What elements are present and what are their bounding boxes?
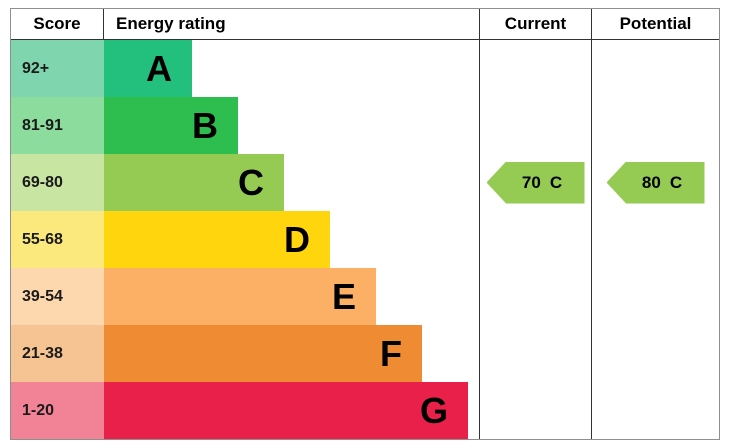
- band-score-range: 81-91: [11, 97, 104, 154]
- band-row: 69-80 C 70 C 80 C: [11, 154, 719, 211]
- band-letter: B: [192, 104, 218, 146]
- band-bar: C: [104, 154, 284, 211]
- header-score: Score: [11, 9, 104, 39]
- band-bar: B: [104, 97, 238, 154]
- current-column-cell: [479, 382, 591, 439]
- current-column-cell: 70 C: [479, 154, 591, 211]
- band-letter: C: [238, 161, 264, 203]
- energy-rating-chart: Score Energy rating Current Potential 92…: [10, 8, 720, 440]
- potential-column-cell: [591, 211, 719, 268]
- potential-rating-arrow: 80 C: [606, 161, 705, 204]
- potential-rating-arrow-rating-letter: C: [669, 172, 683, 192]
- current-rating-arrow-rating-letter: C: [549, 172, 563, 192]
- header-current: Current: [479, 9, 591, 39]
- band-row: 39-54 E: [11, 268, 719, 325]
- band-row: 1-20 G: [11, 382, 719, 439]
- band-score-range: 21-38: [11, 325, 104, 382]
- band-row: 81-91 B: [11, 97, 719, 154]
- bands-area: 92+ A 81-91 B 69-80 C 70 C 80 C 55-68: [11, 40, 719, 439]
- potential-column-cell: [591, 382, 719, 439]
- band-bar: G: [104, 382, 468, 439]
- potential-column-cell: [591, 97, 719, 154]
- band-bar: E: [104, 268, 376, 325]
- band-bar-area: E: [104, 268, 479, 325]
- band-bar-area: G: [104, 382, 479, 439]
- band-row: 55-68 D: [11, 211, 719, 268]
- current-column-cell: [479, 97, 591, 154]
- band-bar: F: [104, 325, 422, 382]
- band-bar: A: [104, 40, 192, 97]
- current-column-cell: [479, 268, 591, 325]
- band-letter: F: [380, 332, 402, 374]
- band-row: 21-38 F: [11, 325, 719, 382]
- band-letter: G: [419, 389, 448, 431]
- current-column-cell: [479, 325, 591, 382]
- potential-column-cell: [591, 40, 719, 97]
- band-letter: E: [331, 275, 356, 317]
- band-letter: A: [146, 47, 172, 89]
- band-score-range: 39-54: [11, 268, 104, 325]
- current-column-cell: [479, 211, 591, 268]
- band-bar-area: A: [104, 40, 479, 97]
- band-score-range: 92+: [11, 40, 104, 97]
- band-bar-area: B: [104, 97, 479, 154]
- band-score-range: 69-80: [11, 154, 104, 211]
- potential-column-cell: [591, 268, 719, 325]
- current-rating-arrow-score: 70: [521, 172, 541, 192]
- band-bar-area: D: [104, 211, 479, 268]
- band-bar-area: F: [104, 325, 479, 382]
- chart-header: Score Energy rating Current Potential: [11, 9, 719, 40]
- band-score-range: 1-20: [11, 382, 104, 439]
- potential-column-cell: [591, 325, 719, 382]
- header-energy-rating: Energy rating: [116, 14, 226, 33]
- potential-column-cell: 80 C: [591, 154, 719, 211]
- header-potential: Potential: [591, 9, 719, 39]
- band-bar-area: C: [104, 154, 479, 211]
- current-rating-arrow: 70 C: [486, 161, 585, 204]
- band-row: 92+ A: [11, 40, 719, 97]
- band-score-range: 55-68: [11, 211, 104, 268]
- band-bar: D: [104, 211, 330, 268]
- current-column-cell: [479, 40, 591, 97]
- band-letter: D: [284, 218, 310, 260]
- potential-rating-arrow-score: 80: [641, 172, 661, 192]
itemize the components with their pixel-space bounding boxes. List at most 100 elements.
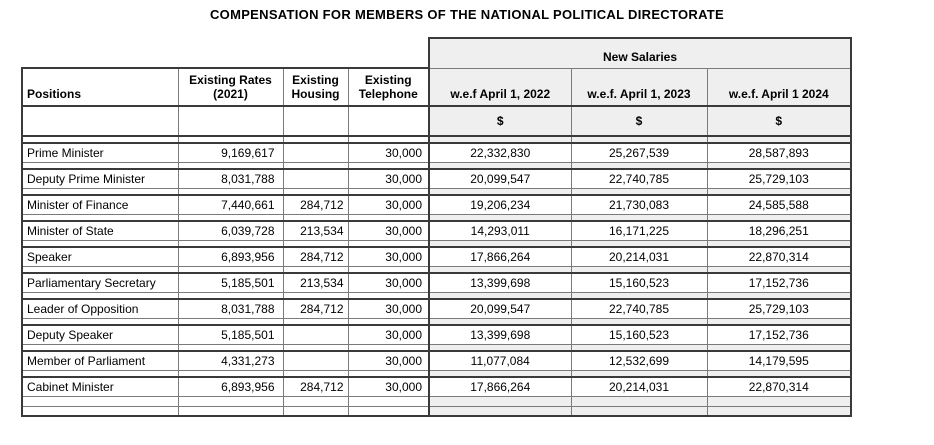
- empty-cell: [177, 105, 284, 137]
- table-row: Member of Parliament 4,331,273 30,000 11…: [21, 350, 853, 371]
- spacer-cell: [706, 265, 853, 274]
- spacer-cell: [570, 369, 708, 378]
- spacer-cell: [570, 291, 708, 300]
- cell-salary-2022: 19,206,234: [428, 194, 572, 215]
- cell-existing-rate: 7,440,661: [177, 194, 284, 215]
- empty-cell: [21, 395, 179, 407]
- cell-position: Prime Minister: [21, 142, 179, 163]
- cell-existing-telephone: 30,000: [347, 142, 430, 163]
- compensation-table: New Salaries Positions Existing Rates (2…: [21, 37, 853, 417]
- cell-existing-housing: [282, 324, 349, 345]
- table-row: Parliamentary Secretary 5,185,501 213,53…: [21, 272, 853, 293]
- column-header-row: Positions Existing Rates (2021) Existing…: [21, 67, 853, 107]
- empty-cell: [706, 405, 853, 417]
- cell-existing-rate: 6,039,728: [177, 220, 284, 241]
- cell-existing-housing: [282, 142, 349, 163]
- spacer-cell: [570, 317, 708, 326]
- table-row: Leader of Opposition 8,031,788 284,712 3…: [21, 298, 853, 319]
- table-row: Deputy Prime Minister 8,031,788 30,000 2…: [21, 168, 853, 189]
- cell-existing-rate: 6,893,956: [177, 376, 284, 397]
- empty-cell: [282, 405, 349, 417]
- spacer-cell: [347, 239, 430, 248]
- cell-existing-rate: 5,185,501: [177, 324, 284, 345]
- cell-existing-housing: 213,534: [282, 272, 349, 293]
- spacer-cell: [177, 265, 284, 274]
- spacer-row: [21, 343, 853, 352]
- spacer-cell: [21, 161, 179, 170]
- cell-salary-2023: 20,214,031: [570, 376, 708, 397]
- spacer-cell: [177, 343, 284, 352]
- spacer-cell: [570, 135, 708, 144]
- cell-position: Minister of Finance: [21, 194, 179, 215]
- cell-existing-telephone: 30,000: [347, 272, 430, 293]
- spacer-cell: [21, 291, 179, 300]
- cell-salary-2023: 20,214,031: [570, 246, 708, 267]
- cell-existing-rate: 9,169,617: [177, 142, 284, 163]
- currency-row: $ $ $: [21, 105, 853, 137]
- cell-salary-2022: 11,077,084: [428, 350, 572, 371]
- cell-salary-2024: 17,152,736: [706, 272, 853, 293]
- spacer-cell: [21, 135, 179, 144]
- spacer-cell: [347, 343, 430, 352]
- cell-salary-2022: 20,099,547: [428, 298, 572, 319]
- spacer-cell: [706, 317, 853, 326]
- spacer-cell: [21, 265, 179, 274]
- cell-existing-rate: 8,031,788: [177, 168, 284, 189]
- spacer-cell: [347, 213, 430, 222]
- spacer-cell: [21, 213, 179, 222]
- table-row: Speaker 6,893,956 284,712 30,000 17,866,…: [21, 246, 853, 267]
- page-title: COMPENSATION FOR MEMBERS OF THE NATIONAL…: [209, 7, 725, 22]
- cell-existing-telephone: 30,000: [347, 324, 430, 345]
- spacer-cell: [570, 265, 708, 274]
- spacer-cell: [570, 343, 708, 352]
- spacer-cell: [706, 369, 853, 378]
- spacer-cell: [428, 317, 572, 326]
- cell-existing-telephone: 30,000: [347, 246, 430, 267]
- cell-salary-2024: 17,152,736: [706, 324, 853, 345]
- spacer-cell: [177, 213, 284, 222]
- cell-salary-2023: 15,160,523: [570, 324, 708, 345]
- spacer-cell: [706, 135, 853, 144]
- empty-cell: [282, 105, 349, 137]
- spacer-cell: [347, 369, 430, 378]
- table-row: Minister of Finance 7,440,661 284,712 30…: [21, 194, 853, 215]
- empty-cell: [347, 395, 430, 407]
- cell-existing-telephone: 30,000: [347, 376, 430, 397]
- cell-salary-2023: 25,267,539: [570, 142, 708, 163]
- cell-existing-housing: 284,712: [282, 376, 349, 397]
- spacer-cell: [347, 187, 430, 196]
- spacer-cell: [347, 135, 430, 144]
- spacer-row: [21, 239, 853, 248]
- empty-cell: [570, 395, 708, 407]
- spacer-cell: [282, 265, 349, 274]
- cell-salary-2024: 18,296,251: [706, 220, 853, 241]
- col-header-wef-2022: w.e.f April 1, 2022: [428, 67, 572, 107]
- cell-existing-rate: 8,031,788: [177, 298, 284, 319]
- spacer-cell: [570, 161, 708, 170]
- col-header-existing-housing: Existing Housing: [282, 67, 349, 107]
- spacer-cell: [428, 135, 572, 144]
- spacer-cell: [21, 317, 179, 326]
- spacer-cell: [21, 239, 179, 248]
- spacer-cell: [428, 161, 572, 170]
- empty-cell: [21, 105, 179, 137]
- cell-salary-2024: 24,585,588: [706, 194, 853, 215]
- cell-position: Parliamentary Secretary: [21, 272, 179, 293]
- spacer-cell: [428, 265, 572, 274]
- spacer-cell: [706, 187, 853, 196]
- spacer-cell: [706, 343, 853, 352]
- spacer-cell: [706, 213, 853, 222]
- spacer-cell: [282, 317, 349, 326]
- col-header-positions: Positions: [21, 67, 179, 107]
- spacer-row: [21, 317, 853, 326]
- cell-salary-2024: 25,729,103: [706, 298, 853, 319]
- cell-existing-telephone: 30,000: [347, 220, 430, 241]
- spacer-row: [21, 187, 853, 196]
- cell-position: Speaker: [21, 246, 179, 267]
- spacer-cell: [177, 239, 284, 248]
- cell-position: Member of Parliament: [21, 350, 179, 371]
- cell-position: Deputy Speaker: [21, 324, 179, 345]
- spacer-cell: [282, 291, 349, 300]
- col-header-existing-rates: Existing Rates (2021): [177, 67, 284, 107]
- spacer-cell: [282, 239, 349, 248]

-.-.-

Convert the lines of the material starting at the line that contains "- band-score-range: 81-91: [11, 97, 104, 154]" and ending at the line that contains "- potential-column-cell: [591, 211, 719, 268]" into a numbered list, omitting any blank lines.

1. - band-score-range: 81-91: [11, 97, 104, 154]
2. - band-row: 69-80 C 70 C 80 C: [11, 154, 719, 211]
3. - band-letter: B: [192, 104, 218, 146]
4. - band-bar: C: [104, 154, 284, 211]
5. - header-score: Score: [11, 9, 104, 39]
6. - band-bar: B: [104, 97, 238, 154]
7. - current-column-cell: [479, 382, 591, 439]
8. - current-column-cell: 70 C: [479, 154, 591, 211]
9. - band-letter: C: [238, 161, 264, 203]
10. - energy-rating-chart: Score Energy rating Current Potential 92…: [10, 8, 720, 440]
11. - potential-column-cell: [591, 211, 719, 268]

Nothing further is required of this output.